↓
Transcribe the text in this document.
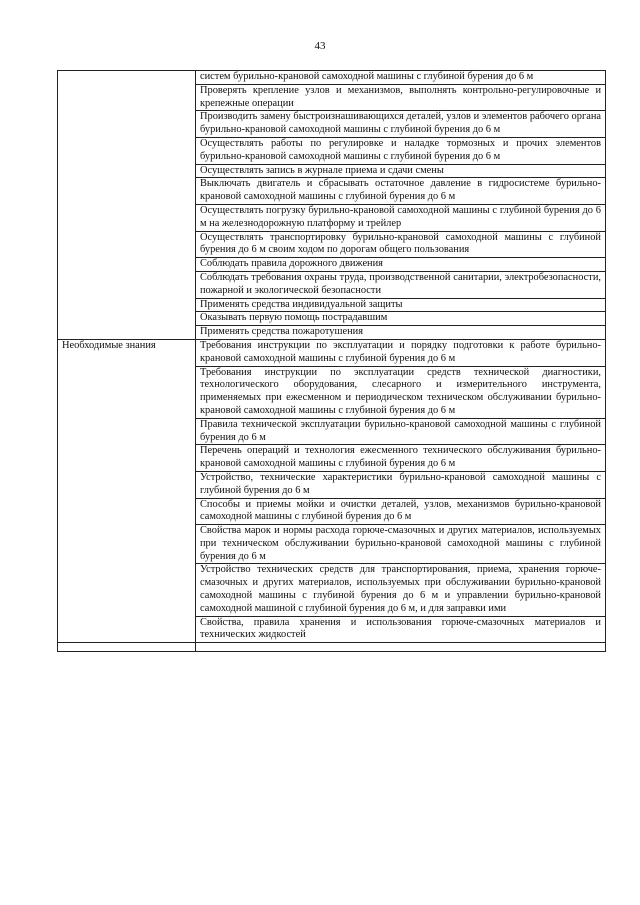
43
	систем бурильно-крановой самоходной машины с глубиной бурения до 6 м
	Проверять крепление узлов и механизмов, выполнять контрольно-регулировочные и крепежные операции
	Производить замену быстроизнашивающихся деталей, узлов и элементов рабочего органа бурильно-крановой самоходной машины с глубиной бурения до 6 м
	Осуществлять работы по регулировке и наладке тормозных и прочих элементов бурильно-крановой самоходной машины с глубиной бурения до 6 м
	Осуществлять запись в журнале приема и сдачи смены
	Выключать двигатель и сбрасывать остаточное давление в гидросистеме бурильно-крановой самоходной машины с глубиной бурения до 6 м
	Осуществлять погрузку бурильно-крановой самоходной машины с глубиной бурения до 6 м на железнодорожную платформу и трейлер
	Осуществлять транспортировку бурильно-крановой самоходной машины с глубиной бурения до 6 м своим ходом по дорогам общего пользования
	Соблюдать правила дорожного движения
	Соблюдать требования охраны труда, производственной санитарии, электробезопасности, пожарной и экологической безопасности
	Применять средства индивидуальной защиты
	Оказывать первую помощь пострадавшим
	Применять средства пожаротушения
Необходимые знания	Требования инструкции по эксплуатации и порядку подготовки к работе бурильно-крановой самоходной машины с глубиной бурения до 6 м
	Требования инструкции по эксплуатации средств технической диагностики, технологического оборудования, слесарного и измерительного инструмента, применяемых при ежесменном и периодическом техническом обслуживании бурильно-крановой самоходной машины с глубиной бурения до 6 м
	Правила технической эксплуатации бурильно-крановой самоходной машины с глубиной бурения до 6 м
	Перечень операций и технология ежесменного технического обслуживания бурильно-крановой самоходной машины с глубиной бурения до 6 м
	Устройство, технические характеристики бурильно-крановой самоходной машины с глубиной бурения до 6 м
	Способы и приемы мойки и очистки деталей, узлов, механизмов бурильно-крановой самоходной машины с глубиной бурения до 6 м
	Свойства марок и нормы расхода горюче-смазочных и других материалов, используемых при техническом обслуживании бурильно-крановой самоходной машины с глубиной бурения до 6 м
	Устройство технических средств для транспортирования, приема, хранения горюче-смазочных и других материалов, используемых при обслуживании бурильно-крановой самоходной машины с глубиной бурения до 6 м и управлении бурильно-крановой самоходной машиной с глубиной бурения до 6 м, и для заправки ими
	Свойства, правила хранения и использования горюче-смазочных материалов и технических жидкостей
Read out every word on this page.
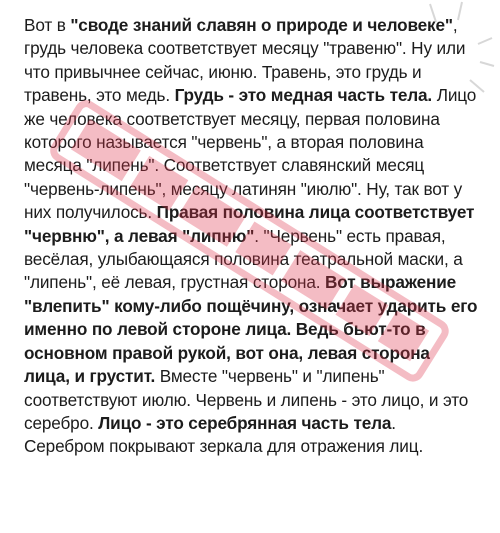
Вот в "своде знаний славян о природе и человеке", грудь человека соответствует месяцу "травеню". Ну или что привычнее сейчас, июню. Травень, это грудь и травень, это медь. Грудь - это медная часть тела. Лицо же человека соответствует месяцу, первая половина которого называется "червень", а вторая половина месяца "липень". Соответствует славянский месяц "червень-липень", месяцу латинян "июлю". Ну, так вот у них получилось. Правая половина лица соответствует "червню", а левая "липню". "Червень" есть правая, весёлая, улыбающаяся половина театральной маски, а "липень", её левая, грустная сторона. Вот выражение "влепить" кому-либо пощёчину, означает ударить его именно по левой стороне лица. Ведь бьют-то в основном правой рукой, вот она, левая сторона лица, и грустит. Вместе "червень" и "липень" соответствуют июлю. Червень и липень - это лицо, и это серебро. Лицо - это серебрянная часть тела. Серебром покрывают зеркала для отражения лиц.
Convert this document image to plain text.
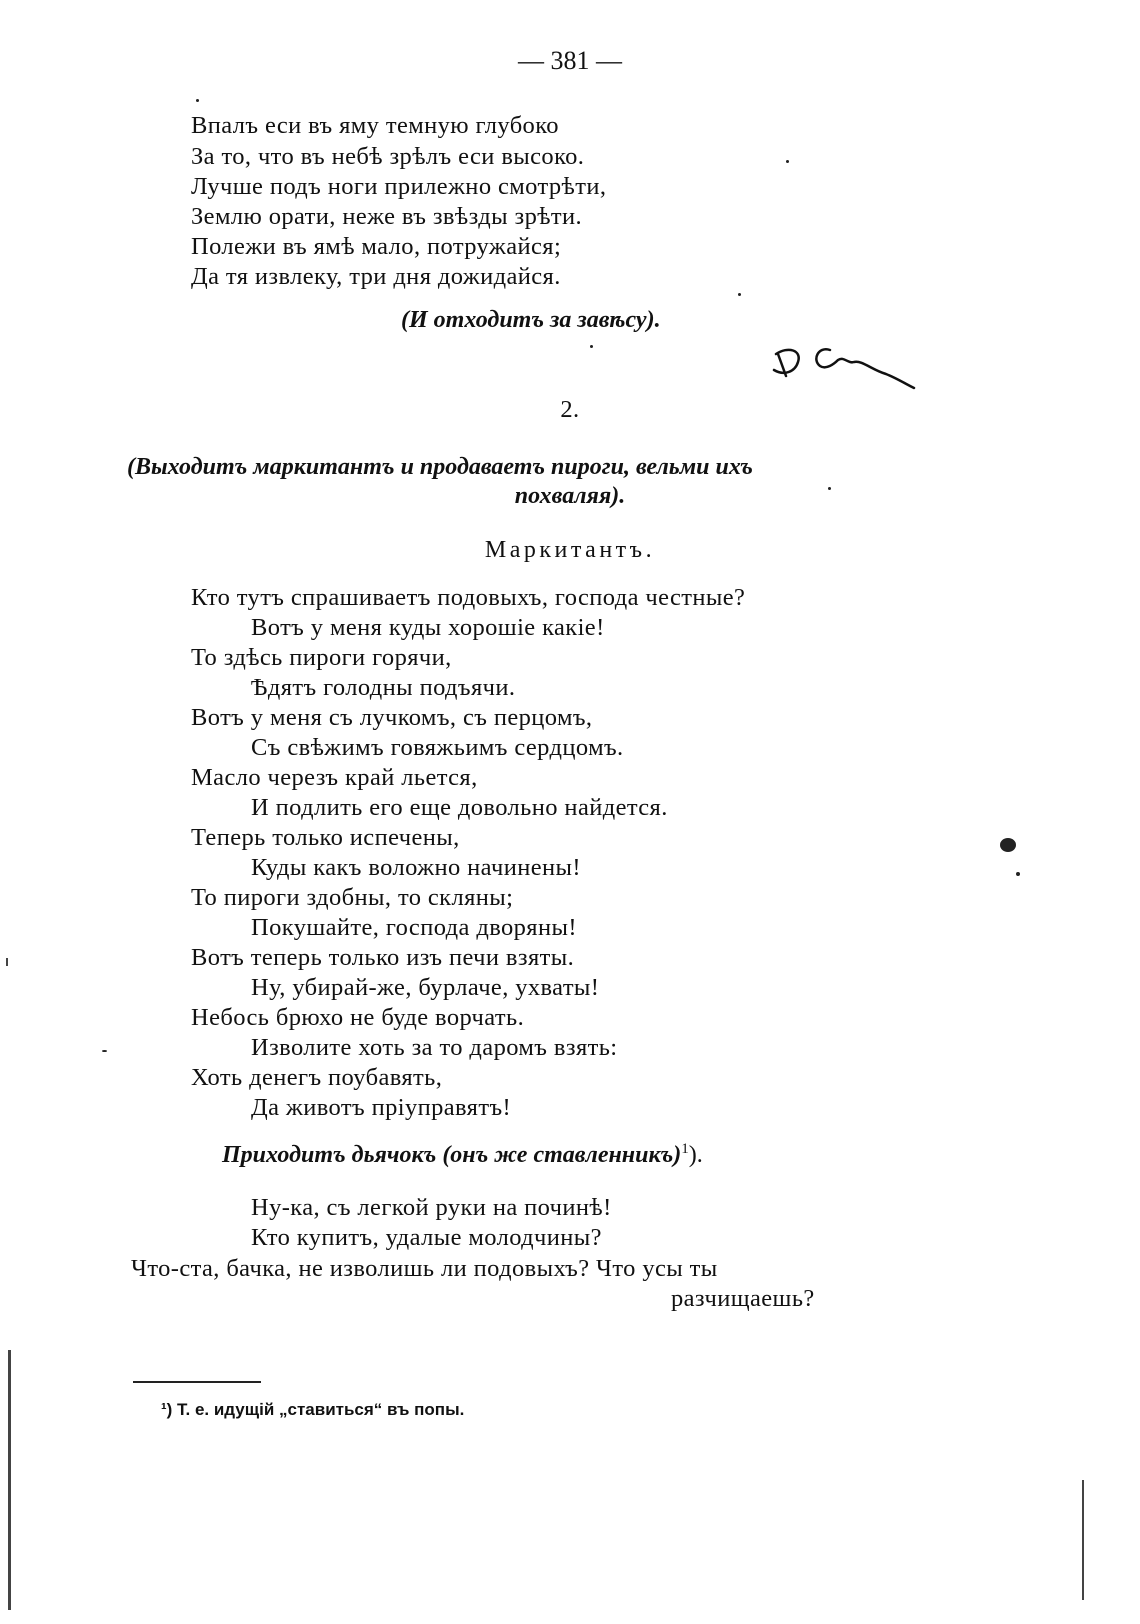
— 381 —
Впалъ еси въ яму темную глубоко
За то, что въ небѣ зрѣлъ еси высоко.
Лучше подъ ноги прилежно смотрѣти,
Землю орати, неже въ звѣзды зрѣти.
Полежи въ ямѣ мало, потружайся;
Да тя извлеку, три дня дожидайся.
(И отходитъ за завѣсу).
2.
(Выходитъ маркитантъ и продаваетъ пироги, вельми ихъ
похваляя).
Маркитантъ.
Кто тутъ спрашиваетъ подовыхъ, господа честные?
Вотъ у меня куды хорошіе какіе!
То здѣсь пироги горячи,
Ѣдятъ голодны подъячи.
Вотъ у меня съ лучкомъ, съ перцомъ,
Съ свѣжимъ говяжьимъ сердцомъ.
Масло черезъ край льется,
И подлить его еще довольно найдется.
Теперь только испечены,
Куды какъ воложно начинены!
То пироги здобны, то скляны;
Покушайте, господа дворяны!
Вотъ теперь только изъ печи взяты.
Ну, убирай-же, бурлаче, ухваты!
Небось брюхо не буде ворчать.
Изволите хоть за то даромъ взять:
Хоть денегъ поубавять,
Да животъ пріуправятъ!
Приходитъ дьячокъ (онъ же ставленникъ)$^1$).
Ну-ка, съ легкой руки на починѣ!
Кто купитъ, удалые молодчины?
Что-ста, бачка, не изволишь ли подовыхъ? Что усы ты
разчищаешь?
¹) Т. е. идущій „ставиться“ въ попы.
↑
* _What to work on_
Repeat the entries exactly and keep the pictures out of the copy.

* _Task solution_
Transcribe the text in this document.
43
	систем бурильно-крановой самоходной машины с глубиной бурения до 6 м
	Проверять крепление узлов и механизмов, выполнять контрольно-регулировочные и крепежные операции
	Производить замену быстроизнашивающихся деталей, узлов и элементов рабочего органа бурильно-крановой самоходной машины с глубиной бурения до 6 м
	Осуществлять работы по регулировке и наладке тормозных и прочих элементов бурильно-крановой самоходной машины с глубиной бурения до 6 м
	Осуществлять запись в журнале приема и сдачи смены
	Выключать двигатель и сбрасывать остаточное давление в гидросистеме бурильно-крановой самоходной машины с глубиной бурения до 6 м
	Осуществлять погрузку бурильно-крановой самоходной машины с глубиной бурения до 6 м на железнодорожную платформу и трейлер
	Осуществлять транспортировку бурильно-крановой самоходной машины с глубиной бурения до 6 м своим ходом по дорогам общего пользования
	Соблюдать правила дорожного движения
	Соблюдать требования охраны труда, производственной санитарии, электробезопасности, пожарной и экологической безопасности
	Применять средства индивидуальной защиты
	Оказывать первую помощь пострадавшим
	Применять средства пожаротушения
Необходимые знания	Требования инструкции по эксплуатации и порядку подготовки к работе бурильно-крановой самоходной машины с глубиной бурения до 6 м
	Требования инструкции по эксплуатации средств технической диагностики, технологического оборудования, слесарного и измерительного инструмента, применяемых при ежесменном и периодическом техническом обслуживании бурильно-крановой самоходной машины с глубиной бурения до 6 м
	Правила технической эксплуатации бурильно-крановой самоходной машины с глубиной бурения до 6 м
	Перечень операций и технология ежесменного технического обслуживания бурильно-крановой самоходной машины с глубиной бурения до 6 м
	Устройство, технические характеристики бурильно-крановой самоходной машины с глубиной бурения до 6 м
	Способы и приемы мойки и очистки деталей, узлов, механизмов бурильно-крановой самоходной машины с глубиной бурения до 6 м
	Свойства марок и нормы расхода горюче-смазочных и других материалов, используемых при техническом обслуживании бурильно-крановой самоходной машины с глубиной бурения до 6 м
	Устройство технических средств для транспортирования, приема, хранения горюче-смазочных и других материалов, используемых при обслуживании бурильно-крановой самоходной машины с глубиной бурения до 6 м и управлении бурильно-крановой самоходной машиной с глубиной бурения до 6 м, и для заправки ими
	Свойства, правила хранения и использования горюче-смазочных материалов и технических жидкостей
Read out every word on this page.
Вот в "своде знаний славян о природе и человеке", грудь человека соответствует месяцу "травеню". Ну или что привычнее сейчас, июню. Травень, это грудь и травень, это медь. Грудь - это медная часть тела. Лицо же человека соответствует месяцу, первая половина которого называется "червень", а вторая половина месяца "липень". Соответствует славянский месяц "червень-липень", месяцу латинян "июлю". Ну, так вот у них получилось. Правая половина лица соответствует "червню", а левая "липню". "Червень" есть правая, весёлая, улыбающаяся половина театральной маски, а "липень", её левая, грустная сторона. Вот выражение "влепить" кому-либо пощёчину, означает ударить его именно по левой стороне лица. Ведь бьют-то в основном правой рукой, вот она, левая сторона лица, и грустит. Вместе "червень" и "липень" соответствуют июлю. Червень и липень - это лицо, и это серебро. Лицо - это серебрянная часть тела. Серебром покрывают зеркала для отражения лиц.
Convert this document image to plain text.
— 381 —
Впалъ еси въ яму темную глубоко
За то, что въ небѣ зрѣлъ еси высоко.
Лучше подъ ноги прилежно смотрѣти,
Землю орати, неже въ звѣзды зрѣти.
Полежи въ ямѣ мало, потружайся;
Да тя извлеку, три дня дожидайся.
(И отходитъ за завѣсу).
2.
(Выходитъ маркитантъ и продаваетъ пироги, вельми ихъ
похваляя).
Маркитантъ.
Кто тутъ спрашиваетъ подовыхъ, господа честные?
Вотъ у меня куды хорошіе какіе!
То здѣсь пироги горячи,
Ѣдятъ голодны подъячи.
Вотъ у меня съ лучкомъ, съ перцомъ,
Съ свѣжимъ говяжьимъ сердцомъ.
Масло черезъ край льется,
И подлить его еще довольно найдется.
Теперь только испечены,
Куды какъ воложно начинены!
То пироги здобны, то скляны;
Покушайте, господа дворяны!
Вотъ теперь только изъ печи взяты.
Ну, убирай-же, бурлаче, ухваты!
Небось брюхо не буде ворчать.
Изволите хоть за то даромъ взять:
Хоть денегъ поубавять,
Да животъ пріуправятъ!
Приходитъ дьячокъ (онъ же ставленникъ)$^1$).
Ну-ка, съ легкой руки на починѣ!
Кто купитъ, удалые молодчины?
Что-ста, бачка, не изволишь ли подовыхъ? Что усы ты
разчищаешь?
¹) Т. е. идущій „ставиться“ въ попы.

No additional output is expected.